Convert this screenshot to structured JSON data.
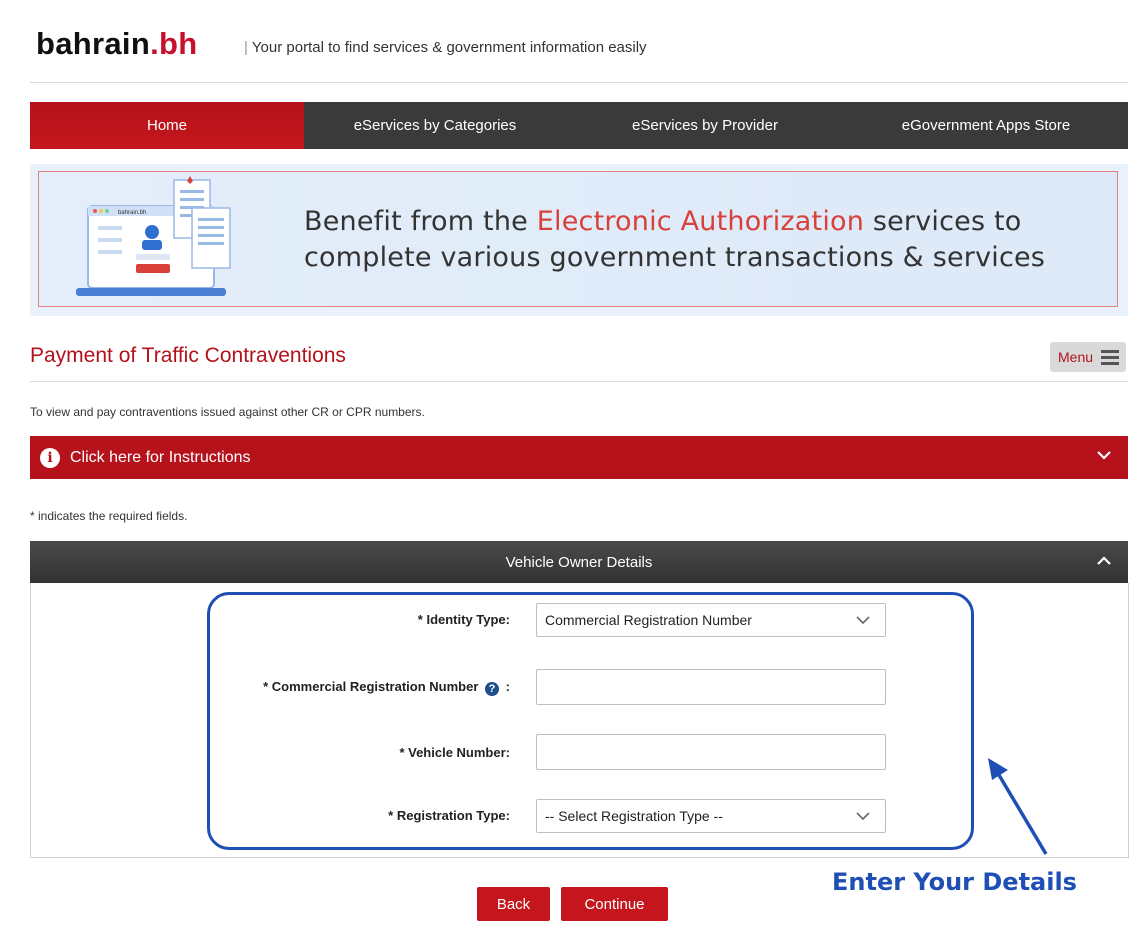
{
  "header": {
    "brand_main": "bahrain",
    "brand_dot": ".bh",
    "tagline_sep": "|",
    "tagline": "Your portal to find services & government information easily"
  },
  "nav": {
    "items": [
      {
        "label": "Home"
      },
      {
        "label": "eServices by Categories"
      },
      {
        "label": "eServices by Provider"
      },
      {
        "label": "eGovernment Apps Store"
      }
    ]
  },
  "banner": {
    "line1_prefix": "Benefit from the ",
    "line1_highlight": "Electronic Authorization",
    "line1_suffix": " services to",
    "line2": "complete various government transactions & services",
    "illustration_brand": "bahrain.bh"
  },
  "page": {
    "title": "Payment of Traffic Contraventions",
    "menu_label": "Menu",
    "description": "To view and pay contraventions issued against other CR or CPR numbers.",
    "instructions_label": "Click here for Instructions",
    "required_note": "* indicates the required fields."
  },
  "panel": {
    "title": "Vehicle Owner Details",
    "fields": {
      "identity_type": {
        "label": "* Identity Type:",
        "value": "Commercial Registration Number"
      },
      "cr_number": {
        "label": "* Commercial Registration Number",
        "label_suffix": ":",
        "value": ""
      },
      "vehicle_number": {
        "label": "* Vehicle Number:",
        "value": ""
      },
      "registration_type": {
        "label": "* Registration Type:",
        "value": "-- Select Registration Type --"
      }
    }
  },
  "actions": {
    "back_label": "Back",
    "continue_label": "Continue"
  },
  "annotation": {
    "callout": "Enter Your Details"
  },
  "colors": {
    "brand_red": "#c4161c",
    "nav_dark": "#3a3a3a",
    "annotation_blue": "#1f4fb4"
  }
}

● ● ●

Requirement |
Write out the material above again, word for word, minus its pictures.

Exercise answer |
Convert this screenshot to structured JSON data.
{
  "header": {
    "brand_main": "bahrain",
    "brand_dot": ".bh",
    "tagline_sep": "|",
    "tagline": "Your portal to find services & government information easily"
  },
  "nav": {
    "items": [
      {
        "label": "Home"
      },
      {
        "label": "eServices by Categories"
      },
      {
        "label": "eServices by Provider"
      },
      {
        "label": "eGovernment Apps Store"
      }
    ]
  },
  "banner": {
    "line1_prefix": "Benefit from the ",
    "line1_highlight": "Electronic Authorization",
    "line1_suffix": " services to",
    "line2": "complete various government transactions & services",
    "illustration_brand": "bahrain.bh"
  },
  "page": {
    "title": "Payment of Traffic Contraventions",
    "menu_label": "Menu",
    "description": "To view and pay contraventions issued against other CR or CPR numbers.",
    "instructions_label": "Click here for Instructions",
    "required_note": "* indicates the required fields."
  },
  "panel": {
    "title": "Vehicle Owner Details",
    "fields": {
      "identity_type": {
        "label": "* Identity Type:",
        "value": "Commercial Registration Number"
      },
      "cr_number": {
        "label": "* Commercial Registration Number",
        "label_suffix": ":",
        "value": ""
      },
      "vehicle_number": {
        "label": "* Vehicle Number:",
        "value": ""
      },
      "registration_type": {
        "label": "* Registration Type:",
        "value": "-- Select Registration Type --"
      }
    }
  },
  "actions": {
    "back_label": "Back",
    "continue_label": "Continue"
  },
  "annotation": {
    "callout": "Enter Your Details"
  },
  "colors": {
    "brand_red": "#c4161c",
    "nav_dark": "#3a3a3a",
    "annotation_blue": "#1f4fb4"
  }
}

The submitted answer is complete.